▶ **Written exercise**:
Exactly repeat the line that contains "Type out the text in this image.", then every line after it up to and including the final line.
★ ★ ★ ★ ★
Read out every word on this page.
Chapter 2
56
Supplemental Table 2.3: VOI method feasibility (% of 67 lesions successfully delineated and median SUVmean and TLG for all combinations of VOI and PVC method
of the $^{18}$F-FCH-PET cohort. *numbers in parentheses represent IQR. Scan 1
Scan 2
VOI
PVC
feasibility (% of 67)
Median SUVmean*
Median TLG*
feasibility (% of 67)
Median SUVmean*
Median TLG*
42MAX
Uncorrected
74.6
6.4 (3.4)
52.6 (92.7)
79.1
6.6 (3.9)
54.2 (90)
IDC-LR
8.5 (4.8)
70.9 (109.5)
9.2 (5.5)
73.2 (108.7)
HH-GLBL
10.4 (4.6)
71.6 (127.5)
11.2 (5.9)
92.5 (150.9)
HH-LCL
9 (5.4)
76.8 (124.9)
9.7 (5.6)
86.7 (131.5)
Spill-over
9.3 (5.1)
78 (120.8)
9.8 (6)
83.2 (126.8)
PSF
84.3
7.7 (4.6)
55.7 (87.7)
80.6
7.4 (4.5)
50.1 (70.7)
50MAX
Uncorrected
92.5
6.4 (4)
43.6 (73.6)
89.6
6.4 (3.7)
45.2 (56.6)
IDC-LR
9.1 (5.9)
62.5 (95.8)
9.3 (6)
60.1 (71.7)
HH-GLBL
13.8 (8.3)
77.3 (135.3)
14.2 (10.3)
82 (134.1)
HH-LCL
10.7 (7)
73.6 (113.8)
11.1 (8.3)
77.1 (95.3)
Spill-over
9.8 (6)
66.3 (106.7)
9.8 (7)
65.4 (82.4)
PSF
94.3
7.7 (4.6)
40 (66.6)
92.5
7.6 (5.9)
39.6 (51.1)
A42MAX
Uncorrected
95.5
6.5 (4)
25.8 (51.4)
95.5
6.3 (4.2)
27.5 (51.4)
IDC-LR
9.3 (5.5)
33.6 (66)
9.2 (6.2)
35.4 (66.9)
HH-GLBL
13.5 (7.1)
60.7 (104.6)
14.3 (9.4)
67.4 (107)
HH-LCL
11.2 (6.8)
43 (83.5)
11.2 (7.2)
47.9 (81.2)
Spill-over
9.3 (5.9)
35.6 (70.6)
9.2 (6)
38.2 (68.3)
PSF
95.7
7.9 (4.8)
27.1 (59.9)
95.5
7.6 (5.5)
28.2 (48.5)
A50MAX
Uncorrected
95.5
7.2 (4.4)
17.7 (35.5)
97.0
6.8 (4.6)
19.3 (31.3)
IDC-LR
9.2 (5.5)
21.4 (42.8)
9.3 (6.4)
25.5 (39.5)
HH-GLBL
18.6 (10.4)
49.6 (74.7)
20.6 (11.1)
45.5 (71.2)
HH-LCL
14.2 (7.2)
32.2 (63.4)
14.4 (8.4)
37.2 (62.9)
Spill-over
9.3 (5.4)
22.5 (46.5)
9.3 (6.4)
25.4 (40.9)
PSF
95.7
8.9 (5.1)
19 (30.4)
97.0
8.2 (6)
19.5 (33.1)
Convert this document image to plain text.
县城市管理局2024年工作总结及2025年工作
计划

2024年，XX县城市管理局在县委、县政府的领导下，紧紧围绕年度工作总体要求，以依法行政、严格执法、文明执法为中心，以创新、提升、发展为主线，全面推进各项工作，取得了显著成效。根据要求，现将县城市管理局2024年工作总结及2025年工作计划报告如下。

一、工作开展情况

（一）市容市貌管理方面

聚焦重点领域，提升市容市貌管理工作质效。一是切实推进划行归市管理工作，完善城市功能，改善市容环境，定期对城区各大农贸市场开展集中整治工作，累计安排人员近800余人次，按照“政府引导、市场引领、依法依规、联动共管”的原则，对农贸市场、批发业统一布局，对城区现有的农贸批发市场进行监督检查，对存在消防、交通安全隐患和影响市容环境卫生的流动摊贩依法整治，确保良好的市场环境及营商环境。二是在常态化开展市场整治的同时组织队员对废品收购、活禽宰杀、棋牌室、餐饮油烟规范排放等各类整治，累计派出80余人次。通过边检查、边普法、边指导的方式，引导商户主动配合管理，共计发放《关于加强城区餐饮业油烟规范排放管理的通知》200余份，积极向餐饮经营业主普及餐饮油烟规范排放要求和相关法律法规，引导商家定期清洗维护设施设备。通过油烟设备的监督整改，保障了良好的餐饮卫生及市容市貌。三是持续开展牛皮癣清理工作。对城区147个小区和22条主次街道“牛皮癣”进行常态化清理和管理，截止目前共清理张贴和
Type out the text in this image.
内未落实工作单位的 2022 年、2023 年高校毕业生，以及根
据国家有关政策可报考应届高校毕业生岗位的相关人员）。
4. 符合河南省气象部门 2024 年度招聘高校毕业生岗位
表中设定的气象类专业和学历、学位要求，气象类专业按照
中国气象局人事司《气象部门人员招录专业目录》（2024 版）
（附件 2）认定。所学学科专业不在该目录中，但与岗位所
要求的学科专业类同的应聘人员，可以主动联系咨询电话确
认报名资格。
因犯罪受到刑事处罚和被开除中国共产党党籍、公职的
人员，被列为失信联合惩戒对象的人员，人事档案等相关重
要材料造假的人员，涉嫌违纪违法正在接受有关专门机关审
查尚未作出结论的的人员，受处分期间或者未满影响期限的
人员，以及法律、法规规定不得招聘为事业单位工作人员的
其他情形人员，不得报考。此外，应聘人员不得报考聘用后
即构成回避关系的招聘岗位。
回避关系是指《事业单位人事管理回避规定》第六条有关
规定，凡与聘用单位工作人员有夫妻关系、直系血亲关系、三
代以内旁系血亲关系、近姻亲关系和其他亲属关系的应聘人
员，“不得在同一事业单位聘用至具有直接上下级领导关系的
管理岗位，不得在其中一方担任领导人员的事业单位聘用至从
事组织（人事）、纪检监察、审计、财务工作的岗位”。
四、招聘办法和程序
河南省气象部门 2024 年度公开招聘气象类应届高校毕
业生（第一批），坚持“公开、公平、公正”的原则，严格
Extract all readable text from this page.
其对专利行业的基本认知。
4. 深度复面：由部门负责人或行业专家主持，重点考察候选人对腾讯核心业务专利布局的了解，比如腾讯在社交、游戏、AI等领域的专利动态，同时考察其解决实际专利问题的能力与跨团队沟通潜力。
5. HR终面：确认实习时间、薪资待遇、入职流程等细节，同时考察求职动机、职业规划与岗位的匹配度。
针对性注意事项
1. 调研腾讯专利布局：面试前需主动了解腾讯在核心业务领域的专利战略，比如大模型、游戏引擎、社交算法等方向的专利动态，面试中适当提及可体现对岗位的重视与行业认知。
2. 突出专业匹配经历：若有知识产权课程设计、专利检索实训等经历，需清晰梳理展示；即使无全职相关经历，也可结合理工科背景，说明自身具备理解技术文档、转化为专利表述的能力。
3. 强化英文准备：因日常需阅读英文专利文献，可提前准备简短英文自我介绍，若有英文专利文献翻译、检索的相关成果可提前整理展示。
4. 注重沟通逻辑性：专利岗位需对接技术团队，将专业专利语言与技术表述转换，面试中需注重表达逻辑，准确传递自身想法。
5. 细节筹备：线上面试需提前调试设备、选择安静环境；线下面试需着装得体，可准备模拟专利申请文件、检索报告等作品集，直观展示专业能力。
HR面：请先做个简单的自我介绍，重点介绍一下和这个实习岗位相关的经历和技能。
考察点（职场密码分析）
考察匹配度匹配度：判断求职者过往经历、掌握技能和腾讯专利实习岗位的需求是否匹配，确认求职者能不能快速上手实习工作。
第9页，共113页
★ ★ ★ ★ ★
▶ **Correct answer**:
Type out the text in this image.
内未落实工作单位的 2022 年、2023 年高校毕业生，以及根
据国家有关政策可报考应届高校毕业生岗位的相关人员）。
4. 符合河南省气象部门 2024 年度招聘高校毕业生岗位
表中设定的气象类专业和学历、学位要求，气象类专业按照
中国气象局人事司《气象部门人员招录专业目录》（2024 版）
（附件 2）认定。所学学科专业不在该目录中，但与岗位所
要求的学科专业类同的应聘人员，可以主动联系咨询电话确
认报名资格。
因犯罪受到刑事处罚和被开除中国共产党党籍、公职的
人员，被列为失信联合惩戒对象的人员，人事档案等相关重
要材料造假的人员，涉嫌违纪违法正在接受有关专门机关审
查尚未作出结论的的人员，受处分期间或者未满影响期限的
人员，以及法律、法规规定不得招聘为事业单位工作人员的
其他情形人员，不得报考。此外，应聘人员不得报考聘用后
即构成回避关系的招聘岗位。
回避关系是指《事业单位人事管理回避规定》第六条有关
规定，凡与聘用单位工作人员有夫妻关系、直系血亲关系、三
代以内旁系血亲关系、近姻亲关系和其他亲属关系的应聘人
员，“不得在同一事业单位聘用至具有直接上下级领导关系的
管理岗位，不得在其中一方担任领导人员的事业单位聘用至从
事组织（人事）、纪检监察、审计、财务工作的岗位”。
四、招聘办法和程序
河南省气象部门 2024 年度公开招聘气象类应届高校毕
业生（第一批），坚持“公开、公平、公正”的原则，严格
Extract all readable text from this page.
其对专利行业的基本认知。
4. 深度复面：由部门负责人或行业专家主持，重点考察候选人对腾讯核心业务专利布局的了解，比如腾讯在社交、游戏、AI等领域的专利动态，同时考察其解决实际专利问题的能力与跨团队沟通潜力。
5. HR终面：确认实习时间、薪资待遇、入职流程等细节，同时考察求职动机、职业规划与岗位的匹配度。
针对性注意事项
1. 调研腾讯专利布局：面试前需主动了解腾讯在核心业务领域的专利战略，比如大模型、游戏引擎、社交算法等方向的专利动态，面试中适当提及可体现对岗位的重视与行业认知。
2. 突出专业匹配经历：若有知识产权课程设计、专利检索实训等经历，需清晰梳理展示；即使无全职相关经历，也可结合理工科背景，说明自身具备理解技术文档、转化为专利表述的能力。
3. 强化英文准备：因日常需阅读英文专利文献，可提前准备简短英文自我介绍，若有英文专利文献翻译、检索的相关成果可提前整理展示。
4. 注重沟通逻辑性：专利岗位需对接技术团队，将专业专利语言与技术表述转换，面试中需注重表达逻辑，准确传递自身想法。
5. 细节筹备：线上面试需提前调试设备、选择安静环境；线下面试需着装得体，可准备模拟专利申请文件、检索报告等作品集，直观展示专业能力。
HR面：请先做个简单的自我介绍，重点介绍一下和这个实习岗位相关的经历和技能。
考察点（职场密码分析）
考察匹配度匹配度：判断求职者过往经历、掌握技能和腾讯专利实习岗位的需求是否匹配，确认求职者能不能快速上手实习工作。
第9页，共113页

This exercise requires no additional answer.